━━━━━ GIVEN INFORMATION
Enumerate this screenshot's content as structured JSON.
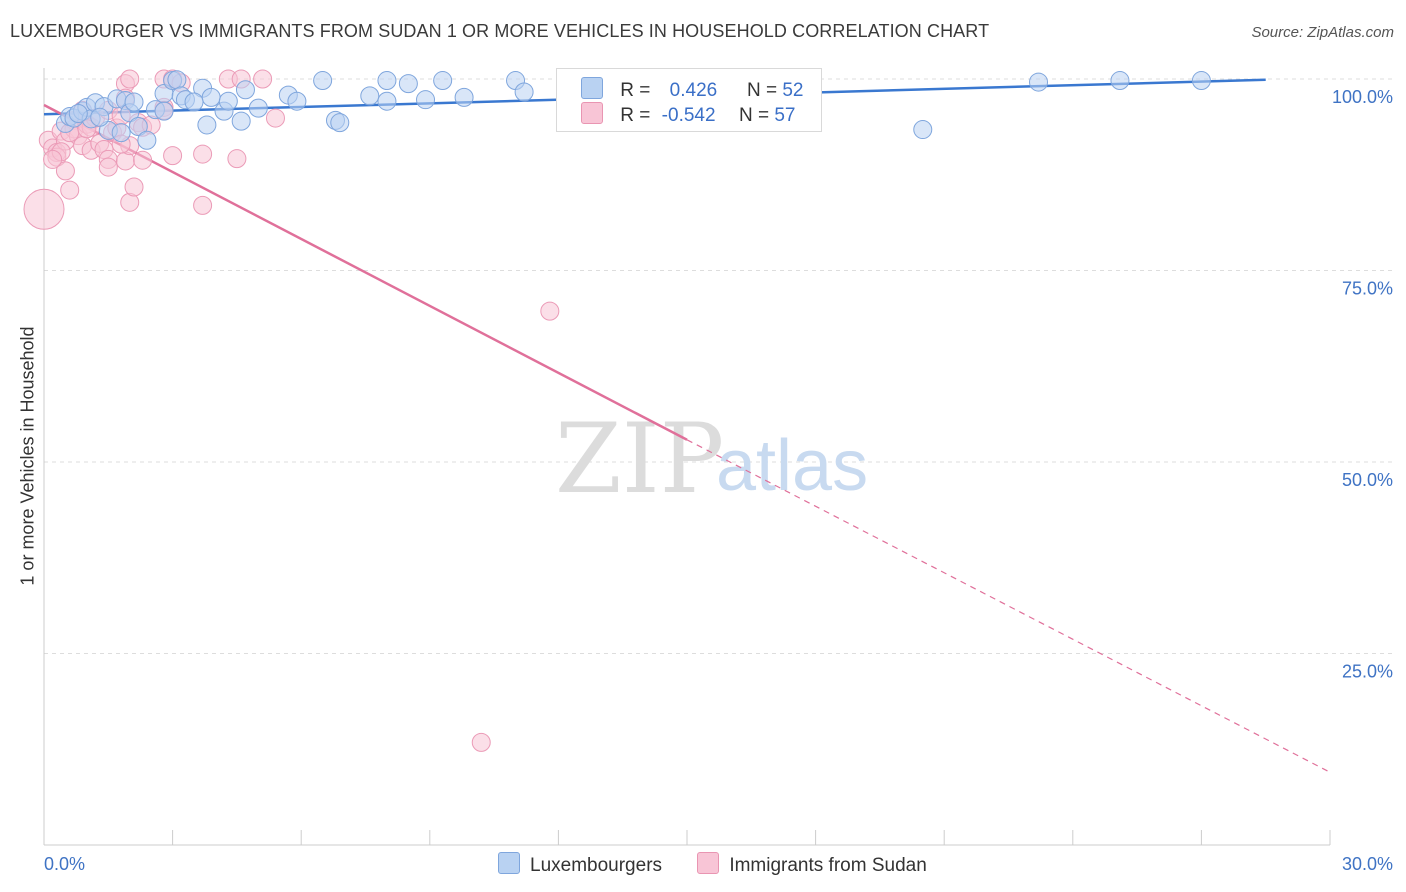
{
  "title": "LUXEMBOURGER VS IMMIGRANTS FROM SUDAN 1 OR MORE VEHICLES IN HOUSEHOLD CORRELATION CHART",
  "source": "Source: ZipAtlas.com",
  "watermark": {
    "zip": "ZIP",
    "atlas": "atlas"
  },
  "legend": {
    "r_label": "R =",
    "n_label": "N =",
    "rows": [
      {
        "r": "0.426",
        "n": "52",
        "color": "#aac8f0",
        "border": "#7fa6dd"
      },
      {
        "r": "-0.542",
        "n": "57",
        "color": "#f7bdd0",
        "border": "#e995b2"
      }
    ]
  },
  "bottom_legend": [
    "Luxembourgers",
    "Immigrants from Sudan"
  ],
  "colors": {
    "blue": "#3a78d0",
    "blue_fill": "#b9d2f2",
    "pink": "#e0709a",
    "pink_fill": "#f8c5d6",
    "tick_text": "#3f73c4",
    "grid": "#dddddd"
  },
  "chart_data": {
    "type": "scatter",
    "title": "LUXEMBOURGER VS IMMIGRANTS FROM SUDAN 1 OR MORE VEHICLES IN HOUSEHOLD CORRELATION CHART",
    "xlabel": "",
    "ylabel": "1 or more Vehicles in Household",
    "xlim": [
      0,
      30
    ],
    "ylim": [
      0,
      100
    ],
    "x_tick_labels": [
      "0.0%",
      "30.0%"
    ],
    "y_tick_labels": [
      "100.0%",
      "75.0%",
      "50.0%",
      "25.0%"
    ],
    "y_ticks": [
      100,
      75,
      50,
      25
    ],
    "grid": true,
    "legend_placement": "top-center",
    "series": [
      {
        "name": "Luxembourgers",
        "r": 0.426,
        "n": 52,
        "trend": {
          "x": [
            0,
            28.5
          ],
          "y": [
            95.4,
            99.9
          ]
        },
        "points": [
          [
            0.5,
            94.2
          ],
          [
            0.6,
            95.1
          ],
          [
            0.7,
            94.9
          ],
          [
            0.9,
            95.8
          ],
          [
            1.0,
            96.3
          ],
          [
            1.1,
            94.8
          ],
          [
            1.2,
            96.9
          ],
          [
            1.4,
            96.4
          ],
          [
            1.5,
            93.3
          ],
          [
            1.7,
            97.4
          ],
          [
            1.9,
            97.2
          ],
          [
            2.0,
            95.6
          ],
          [
            2.2,
            93.8
          ],
          [
            2.4,
            92.0
          ],
          [
            2.6,
            96.0
          ],
          [
            2.8,
            98.1
          ],
          [
            2.8,
            95.8
          ],
          [
            3.0,
            99.8
          ],
          [
            3.1,
            99.9
          ],
          [
            3.2,
            97.8
          ],
          [
            3.3,
            97.3
          ],
          [
            3.7,
            98.8
          ],
          [
            3.8,
            94.0
          ],
          [
            3.9,
            97.6
          ],
          [
            4.2,
            95.8
          ],
          [
            4.3,
            97.1
          ],
          [
            4.6,
            94.5
          ],
          [
            4.7,
            98.6
          ],
          [
            5.0,
            96.2
          ],
          [
            5.7,
            97.9
          ],
          [
            5.9,
            97.1
          ],
          [
            6.5,
            99.8
          ],
          [
            6.8,
            94.6
          ],
          [
            6.9,
            94.3
          ],
          [
            7.6,
            97.8
          ],
          [
            8.0,
            97.1
          ],
          [
            8.0,
            99.8
          ],
          [
            8.5,
            99.4
          ],
          [
            8.9,
            97.3
          ],
          [
            9.3,
            99.8
          ],
          [
            9.8,
            97.6
          ],
          [
            11.0,
            99.8
          ],
          [
            11.2,
            98.3
          ],
          [
            20.5,
            93.4
          ],
          [
            23.2,
            99.6
          ],
          [
            25.1,
            99.8
          ],
          [
            27.0,
            99.8
          ],
          [
            1.8,
            93.0
          ],
          [
            2.1,
            97.0
          ],
          [
            0.8,
            95.5
          ],
          [
            1.3,
            95.0
          ],
          [
            3.5,
            97.0
          ]
        ]
      },
      {
        "name": "Immigrants from Sudan",
        "r": -0.542,
        "n": 57,
        "trend": {
          "x": [
            0,
            15
          ],
          "y": [
            96.6,
            52.9
          ]
        },
        "trend_dashed": {
          "x": [
            15,
            30
          ],
          "y": [
            52.9,
            9.5
          ]
        },
        "points": [
          [
            0.0,
            83.0
          ],
          [
            0.1,
            92.0
          ],
          [
            0.2,
            91.0
          ],
          [
            0.3,
            90.4
          ],
          [
            0.3,
            89.8
          ],
          [
            0.4,
            93.2
          ],
          [
            0.5,
            91.9
          ],
          [
            0.5,
            88.0
          ],
          [
            0.6,
            85.5
          ],
          [
            0.7,
            94.6
          ],
          [
            0.7,
            93.5
          ],
          [
            0.8,
            92.6
          ],
          [
            0.9,
            95.9
          ],
          [
            0.9,
            91.3
          ],
          [
            1.0,
            94.1
          ],
          [
            1.1,
            93.7
          ],
          [
            1.1,
            90.7
          ],
          [
            1.2,
            94.9
          ],
          [
            1.3,
            91.6
          ],
          [
            1.4,
            90.8
          ],
          [
            1.5,
            95.9
          ],
          [
            1.6,
            93.0
          ],
          [
            1.5,
            89.5
          ],
          [
            1.5,
            88.5
          ],
          [
            1.7,
            93.6
          ],
          [
            1.8,
            95.2
          ],
          [
            1.9,
            89.3
          ],
          [
            1.9,
            99.4
          ],
          [
            2.0,
            91.3
          ],
          [
            1.9,
            97.5
          ],
          [
            2.0,
            83.9
          ],
          [
            2.0,
            100.0
          ],
          [
            2.1,
            85.9
          ],
          [
            2.2,
            94.3
          ],
          [
            2.3,
            93.7
          ],
          [
            2.3,
            89.4
          ],
          [
            2.8,
            100.0
          ],
          [
            2.8,
            96.3
          ],
          [
            2.8,
            95.9
          ],
          [
            3.0,
            100.0
          ],
          [
            3.0,
            90.0
          ],
          [
            3.7,
            83.5
          ],
          [
            3.7,
            90.2
          ],
          [
            4.3,
            100.0
          ],
          [
            4.5,
            89.6
          ],
          [
            4.6,
            100.0
          ],
          [
            5.1,
            100.0
          ],
          [
            5.4,
            94.9
          ],
          [
            11.8,
            69.7
          ],
          [
            10.2,
            13.4
          ],
          [
            0.6,
            93.0
          ],
          [
            1.0,
            93.5
          ],
          [
            0.4,
            90.5
          ],
          [
            2.5,
            94.0
          ],
          [
            1.8,
            91.5
          ],
          [
            0.2,
            89.5
          ],
          [
            3.2,
            99.5
          ]
        ]
      }
    ]
  }
}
━━━━━━━━━━
▶ **WHAT IS NEEDED**: Return each line of the data that contains the string "Luxembourgers".

▶ **RESPONSE BELOW**:
    "Luxembourgers",
        "name": "Luxembourgers",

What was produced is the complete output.